# START OF Exercise input

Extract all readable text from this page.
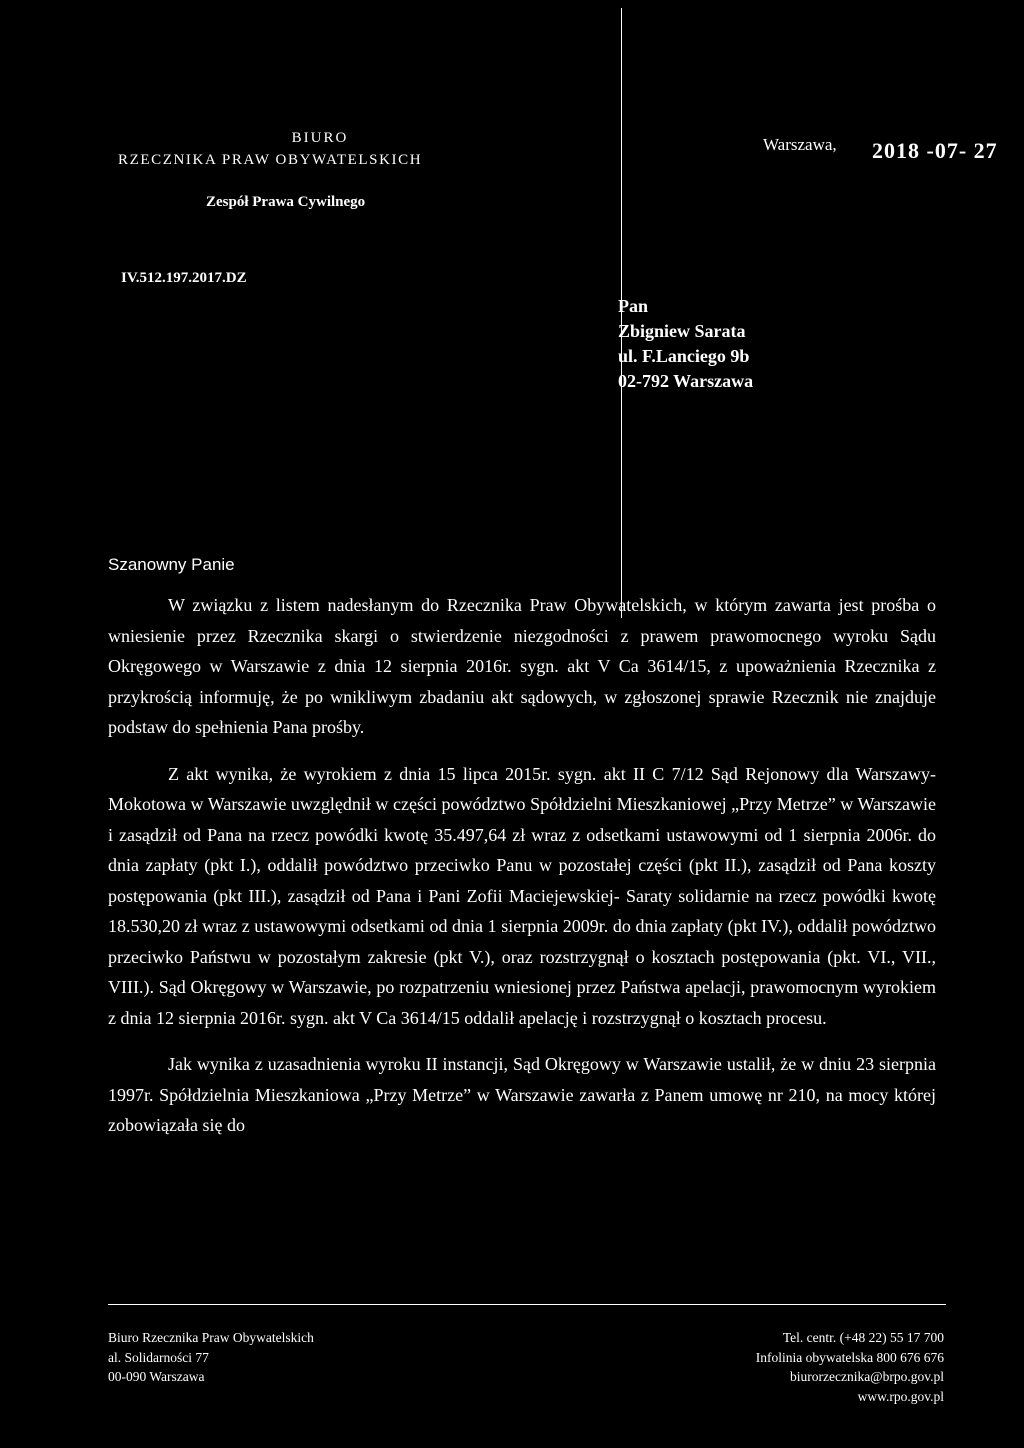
BIURO
RZECZNIKA PRAW OBYWATELSKICH
Zespół Prawa Cywilnego
Warszawa, 2018 -07- 27
IV.512.197.2017.DZ
Pan
Zbigniew Sarata
ul. F.Lanciego 9b
02-792 Warszawa
Szanowny Panie

W związku z listem nadesłanym do Rzecznika Praw Obywatelskich, w którym zawarta jest prośba o wniesienie przez Rzecznika skargi o stwierdzenie niezgodności z prawem prawomocnego wyroku Sądu Okręgowego w Warszawie z dnia 12 sierpnia 2016r. sygn. akt V Ca 3614/15, z upoważnienia Rzecznika z przykrością informuję, że po wnikliwym zbadaniu akt sądowych, w zgłoszonej sprawie Rzecznik nie znajduje podstaw do spełnienia Pana prośby.

Z akt wynika, że wyrokiem z dnia 15 lipca 2015r. sygn. akt II C 7/12 Sąd Rejonowy dla Warszawy-Mokotowa w Warszawie uwzględnił w części powództwo Spółdzielni Mieszkaniowej „Przy Metrze” w Warszawie i zasądził od Pana na rzecz powódki kwotę 35.497,64 zł wraz z odsetkami ustawowymi od 1 sierpnia 2006r. do dnia zapłaty (pkt I.), oddalił powództwo przeciwko Panu w pozostałej części (pkt II.), zasądził od Pana koszty postępowania (pkt III.), zasądził od Pana i Pani Zofii Maciejewskiej- Saraty solidarnie na rzecz powódki kwotę 18.530,20 zł wraz z ustawowymi odsetkami od dnia 1 sierpnia 2009r. do dnia zapłaty (pkt IV.), oddalił powództwo przeciwko Państwu w pozostałym zakresie (pkt V.), oraz rozstrzygnął o kosztach postępowania (pkt. VI., VII., VIII.). Sąd Okręgowy w Warszawie, po rozpatrzeniu wniesionej przez Państwa apelacji, prawomocnym wyrokiem z dnia 12 sierpnia 2016r. sygn. akt V Ca 3614/15 oddalił apelację i rozstrzygnął o kosztach procesu.

Jak wynika z uzasadnienia wyroku II instancji, Sąd Okręgowy w Warszawie ustalił, że w dniu 23 sierpnia 1997r. Spółdzielnia Mieszkaniowa „Przy Metrze” w Warszawie zawarła z Panem umowę nr 210, na mocy której zobowiązała się do

Biuro Rzecznika Praw Obywatelskich
al. Solidarności 77
00-090 Warszawa
Tel. centr. (+48 22) 55 17 700
Infolinia obywatelska 800 676 676
biurorzecznika@brpo.gov.pl
www.rpo.gov.pl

# END OF Exercise input

» What the task requires: Exclude the images and reproduce the remaining data exactly.

» Response to this exercise:
Extract all readable text from this page.
BIURO
RZECZNIKA PRAW OBYWATELSKICH
Zespół Prawa Cywilnego
Warszawa, 2018 -07- 27
IV.512.197.2017.DZ
Pan
Zbigniew Sarata
ul. F.Lanciego 9b
02-792 Warszawa
Szanowny Panie

W związku z listem nadesłanym do Rzecznika Praw Obywatelskich, w którym zawarta jest prośba o wniesienie przez Rzecznika skargi o stwierdzenie niezgodności z prawem prawomocnego wyroku Sądu Okręgowego w Warszawie z dnia 12 sierpnia 2016r. sygn. akt V Ca 3614/15, z upoważnienia Rzecznika z przykrością informuję, że po wnikliwym zbadaniu akt sądowych, w zgłoszonej sprawie Rzecznik nie znajduje podstaw do spełnienia Pana prośby.

Z akt wynika, że wyrokiem z dnia 15 lipca 2015r. sygn. akt II C 7/12 Sąd Rejonowy dla Warszawy-Mokotowa w Warszawie uwzględnił w części powództwo Spółdzielni Mieszkaniowej „Przy Metrze” w Warszawie i zasądził od Pana na rzecz powódki kwotę 35.497,64 zł wraz z odsetkami ustawowymi od 1 sierpnia 2006r. do dnia zapłaty (pkt I.), oddalił powództwo przeciwko Panu w pozostałej części (pkt II.), zasądził od Pana koszty postępowania (pkt III.), zasądził od Pana i Pani Zofii Maciejewskiej- Saraty solidarnie na rzecz powódki kwotę 18.530,20 zł wraz z ustawowymi odsetkami od dnia 1 sierpnia 2009r. do dnia zapłaty (pkt IV.), oddalił powództwo przeciwko Państwu w pozostałym zakresie (pkt V.), oraz rozstrzygnął o kosztach postępowania (pkt. VI., VII., VIII.). Sąd Okręgowy w Warszawie, po rozpatrzeniu wniesionej przez Państwa apelacji, prawomocnym wyrokiem z dnia 12 sierpnia 2016r. sygn. akt V Ca 3614/15 oddalił apelację i rozstrzygnął o kosztach procesu.

Jak wynika z uzasadnienia wyroku II instancji, Sąd Okręgowy w Warszawie ustalił, że w dniu 23 sierpnia 1997r. Spółdzielnia Mieszkaniowa „Przy Metrze” w Warszawie zawarła z Panem umowę nr 210, na mocy której zobowiązała się do

Biuro Rzecznika Praw Obywatelskich
al. Solidarności 77
00-090 Warszawa
Tel. centr. (+48 22) 55 17 700
Infolinia obywatelska 800 676 676
biurorzecznika@brpo.gov.pl
www.rpo.gov.pl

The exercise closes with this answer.